-- Begin SUPPLIED RECORDS --
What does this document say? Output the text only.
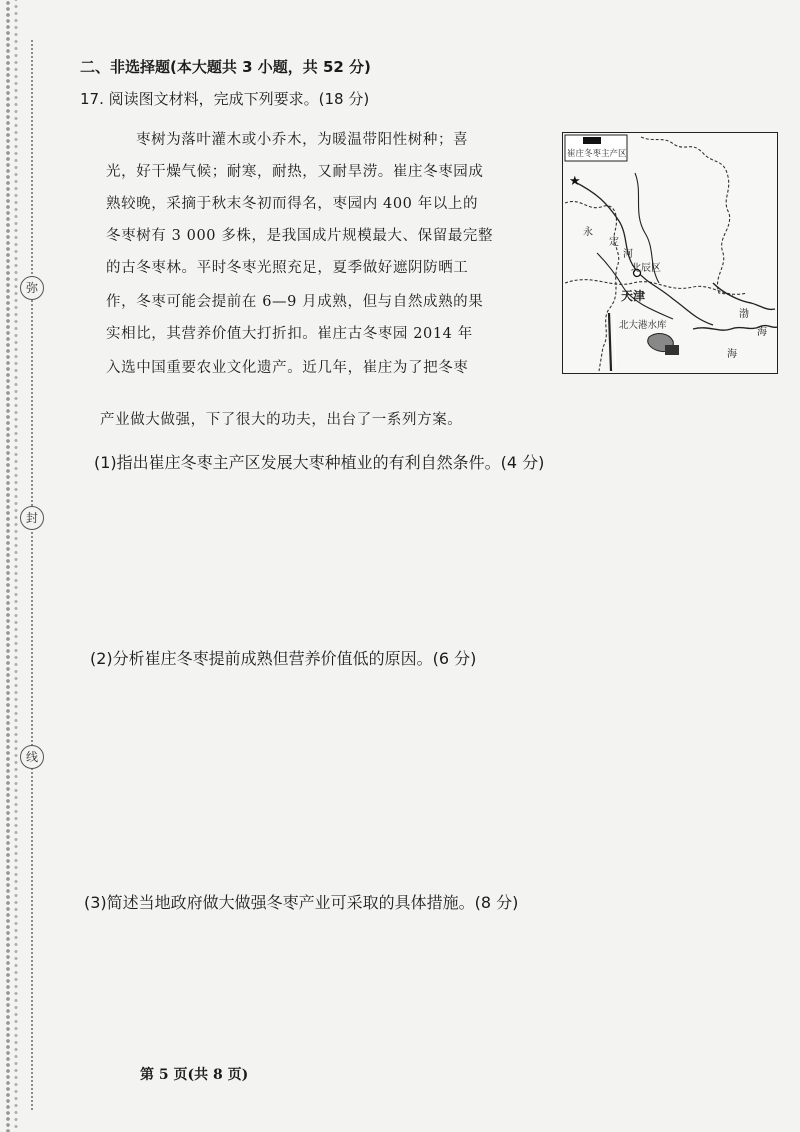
弥
封
线
二、非选择题(本大题共 3 小题，共 52 分)
17. 阅读图文材料，完成下列要求。(18 分)
枣树为落叶灌木或小乔木，为暖温带阳性树种；喜
光，好干燥气候；耐寒，耐热，又耐旱涝。崔庄冬枣园成
熟较晚，采摘于秋末冬初而得名，枣园内 400 年以上的
冬枣树有 3 000 多株，是我国成片规模最大、保留最完整
的古冬枣林。平时冬枣光照充足，夏季做好遮阴防晒工
作，冬枣可能会提前在 6—9 月成熟，但与自然成熟的果
实相比，其营养价值大打折扣。崔庄古冬枣园 2014 年
入选中国重要农业文化遗产。近几年，崔庄为了把冬枣
产业做大做强，下了很大的功夫，出台了一系列方案。
★
崔庄冬枣主产区
永
定
河
北辰区
天津
北大港水库
渤
海
海
(1)指出崔庄冬枣主产区发展大枣种植业的有利自然条件。(4 分)
(2)分析崔庄冬枣提前成熟但营养价值低的原因。(6 分)
(3)简述当地政府做大做强冬枣产业可采取的具体措施。(8 分)
第 5 页(共 8 页)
-- End SUPPLIED RECORDS --
§ WHAT IS BEING ASKED:
Copy all the data exactly as written, but skip any picture.

§ COMPLETE ANSWER:
What does this document say? Output the text only.
弥
封
线
二、非选择题(本大题共 3 小题，共 52 分)
17. 阅读图文材料，完成下列要求。(18 分)
枣树为落叶灌木或小乔木，为暖温带阳性树种；喜
光，好干燥气候；耐寒，耐热，又耐旱涝。崔庄冬枣园成
熟较晚，采摘于秋末冬初而得名，枣园内 400 年以上的
冬枣树有 3 000 多株，是我国成片规模最大、保留最完整
的古冬枣林。平时冬枣光照充足，夏季做好遮阴防晒工
作，冬枣可能会提前在 6—9 月成熟，但与自然成熟的果
实相比，其营养价值大打折扣。崔庄古冬枣园 2014 年
入选中国重要农业文化遗产。近几年，崔庄为了把冬枣
产业做大做强，下了很大的功夫，出台了一系列方案。
★
崔庄冬枣主产区
永
定
河
北辰区
天津
北大港水库
渤
海
海
(1)指出崔庄冬枣主产区发展大枣种植业的有利自然条件。(4 分)
(2)分析崔庄冬枣提前成熟但营养价值低的原因。(6 分)
(3)简述当地政府做大做强冬枣产业可采取的具体措施。(8 分)
第 5 页(共 8 页)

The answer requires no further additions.